(begin)

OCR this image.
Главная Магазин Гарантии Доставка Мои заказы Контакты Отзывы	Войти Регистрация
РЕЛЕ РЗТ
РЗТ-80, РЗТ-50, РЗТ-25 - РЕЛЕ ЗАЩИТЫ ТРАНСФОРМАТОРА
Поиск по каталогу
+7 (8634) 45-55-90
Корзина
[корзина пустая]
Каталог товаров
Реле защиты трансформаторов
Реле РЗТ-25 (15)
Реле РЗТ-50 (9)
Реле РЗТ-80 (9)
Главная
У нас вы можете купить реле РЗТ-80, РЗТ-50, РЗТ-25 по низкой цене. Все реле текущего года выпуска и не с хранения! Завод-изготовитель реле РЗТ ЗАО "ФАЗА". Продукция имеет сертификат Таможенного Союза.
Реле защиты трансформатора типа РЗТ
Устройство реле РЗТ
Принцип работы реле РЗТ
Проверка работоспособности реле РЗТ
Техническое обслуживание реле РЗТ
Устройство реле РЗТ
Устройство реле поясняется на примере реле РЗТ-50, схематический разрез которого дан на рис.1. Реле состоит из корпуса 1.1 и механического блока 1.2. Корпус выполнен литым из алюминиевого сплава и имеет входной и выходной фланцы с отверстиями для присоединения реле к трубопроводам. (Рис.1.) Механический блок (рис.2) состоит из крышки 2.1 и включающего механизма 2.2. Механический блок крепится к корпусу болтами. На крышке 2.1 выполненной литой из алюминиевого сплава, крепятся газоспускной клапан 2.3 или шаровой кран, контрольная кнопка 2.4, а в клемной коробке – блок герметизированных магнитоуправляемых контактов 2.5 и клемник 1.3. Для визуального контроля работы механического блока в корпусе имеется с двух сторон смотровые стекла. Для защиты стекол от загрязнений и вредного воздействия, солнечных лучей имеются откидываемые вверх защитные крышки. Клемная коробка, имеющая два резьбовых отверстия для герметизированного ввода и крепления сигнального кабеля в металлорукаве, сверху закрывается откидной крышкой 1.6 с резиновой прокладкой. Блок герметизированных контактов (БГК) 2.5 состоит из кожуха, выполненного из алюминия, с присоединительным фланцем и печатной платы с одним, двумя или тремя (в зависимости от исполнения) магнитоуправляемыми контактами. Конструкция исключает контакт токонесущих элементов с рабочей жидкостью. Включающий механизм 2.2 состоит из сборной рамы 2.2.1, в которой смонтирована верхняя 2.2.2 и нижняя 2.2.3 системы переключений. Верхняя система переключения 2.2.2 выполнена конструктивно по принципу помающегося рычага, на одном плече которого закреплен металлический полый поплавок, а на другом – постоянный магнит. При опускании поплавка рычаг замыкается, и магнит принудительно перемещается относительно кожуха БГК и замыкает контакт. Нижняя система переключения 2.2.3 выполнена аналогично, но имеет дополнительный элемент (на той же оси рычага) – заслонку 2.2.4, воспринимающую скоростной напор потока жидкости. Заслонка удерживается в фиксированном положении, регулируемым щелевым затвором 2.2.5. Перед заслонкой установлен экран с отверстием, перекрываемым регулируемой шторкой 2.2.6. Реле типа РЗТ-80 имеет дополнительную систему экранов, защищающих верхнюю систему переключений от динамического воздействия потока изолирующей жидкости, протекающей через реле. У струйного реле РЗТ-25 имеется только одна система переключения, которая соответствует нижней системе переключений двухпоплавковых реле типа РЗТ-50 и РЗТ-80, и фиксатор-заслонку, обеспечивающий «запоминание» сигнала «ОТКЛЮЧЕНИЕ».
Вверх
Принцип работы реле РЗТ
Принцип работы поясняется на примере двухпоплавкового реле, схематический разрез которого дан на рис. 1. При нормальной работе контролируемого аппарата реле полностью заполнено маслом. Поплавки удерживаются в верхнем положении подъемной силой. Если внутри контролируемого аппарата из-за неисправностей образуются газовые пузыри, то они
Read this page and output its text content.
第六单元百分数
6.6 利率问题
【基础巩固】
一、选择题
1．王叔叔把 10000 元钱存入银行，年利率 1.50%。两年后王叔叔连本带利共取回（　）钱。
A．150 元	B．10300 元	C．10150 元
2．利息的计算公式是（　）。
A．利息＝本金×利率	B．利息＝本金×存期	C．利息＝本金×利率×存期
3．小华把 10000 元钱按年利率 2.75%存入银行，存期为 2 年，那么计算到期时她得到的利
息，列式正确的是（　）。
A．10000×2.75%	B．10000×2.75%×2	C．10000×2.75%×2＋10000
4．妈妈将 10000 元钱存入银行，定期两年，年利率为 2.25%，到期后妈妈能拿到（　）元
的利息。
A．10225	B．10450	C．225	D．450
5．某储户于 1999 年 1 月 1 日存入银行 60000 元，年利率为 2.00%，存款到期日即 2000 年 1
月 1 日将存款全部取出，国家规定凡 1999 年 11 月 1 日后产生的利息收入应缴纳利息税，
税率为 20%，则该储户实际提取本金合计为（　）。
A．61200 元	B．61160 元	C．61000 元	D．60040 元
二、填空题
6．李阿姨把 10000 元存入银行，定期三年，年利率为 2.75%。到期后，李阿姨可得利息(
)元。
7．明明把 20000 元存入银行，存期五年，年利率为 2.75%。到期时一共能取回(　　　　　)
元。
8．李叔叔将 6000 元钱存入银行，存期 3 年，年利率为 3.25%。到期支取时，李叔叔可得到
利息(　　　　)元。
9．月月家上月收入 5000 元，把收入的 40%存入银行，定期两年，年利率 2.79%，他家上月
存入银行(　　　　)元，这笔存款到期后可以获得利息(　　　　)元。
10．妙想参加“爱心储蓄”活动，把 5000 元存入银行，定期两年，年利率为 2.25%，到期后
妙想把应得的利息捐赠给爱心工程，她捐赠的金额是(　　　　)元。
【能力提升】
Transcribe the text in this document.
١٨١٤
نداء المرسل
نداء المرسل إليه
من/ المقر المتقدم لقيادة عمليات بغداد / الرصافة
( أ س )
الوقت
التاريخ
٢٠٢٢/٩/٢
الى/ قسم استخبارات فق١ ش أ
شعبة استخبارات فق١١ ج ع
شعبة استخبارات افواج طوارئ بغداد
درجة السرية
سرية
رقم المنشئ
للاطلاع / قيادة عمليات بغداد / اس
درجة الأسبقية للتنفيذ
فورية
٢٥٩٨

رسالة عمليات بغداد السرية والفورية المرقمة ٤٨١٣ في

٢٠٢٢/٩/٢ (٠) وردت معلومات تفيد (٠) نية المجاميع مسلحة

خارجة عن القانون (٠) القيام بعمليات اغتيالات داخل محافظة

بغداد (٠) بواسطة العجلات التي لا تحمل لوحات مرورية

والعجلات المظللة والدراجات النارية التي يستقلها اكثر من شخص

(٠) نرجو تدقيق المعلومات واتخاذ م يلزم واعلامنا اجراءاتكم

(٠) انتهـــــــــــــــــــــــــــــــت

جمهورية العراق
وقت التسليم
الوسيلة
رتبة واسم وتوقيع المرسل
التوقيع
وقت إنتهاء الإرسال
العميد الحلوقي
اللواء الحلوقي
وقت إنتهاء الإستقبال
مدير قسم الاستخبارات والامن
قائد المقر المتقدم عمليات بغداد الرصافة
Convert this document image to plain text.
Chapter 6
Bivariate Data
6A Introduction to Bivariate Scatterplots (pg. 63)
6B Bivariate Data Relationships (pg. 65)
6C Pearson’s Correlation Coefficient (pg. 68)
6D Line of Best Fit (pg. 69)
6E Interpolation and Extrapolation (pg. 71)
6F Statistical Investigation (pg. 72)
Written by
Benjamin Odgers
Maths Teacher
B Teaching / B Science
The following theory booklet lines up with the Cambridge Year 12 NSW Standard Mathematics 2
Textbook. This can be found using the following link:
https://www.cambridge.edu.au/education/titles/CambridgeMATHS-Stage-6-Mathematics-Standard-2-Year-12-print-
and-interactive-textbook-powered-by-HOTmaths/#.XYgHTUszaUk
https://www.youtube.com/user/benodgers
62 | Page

(end)

• [PROBLEM DETAILS]: Pull every line containing "المتقدم" from the material above.

• [RESPONSE FOR THIS EXERCISE]:
من/ المقر المتقدم لقيادة عمليات بغداد / الرصافة
قائد المقر المتقدم عمليات بغداد الرصافة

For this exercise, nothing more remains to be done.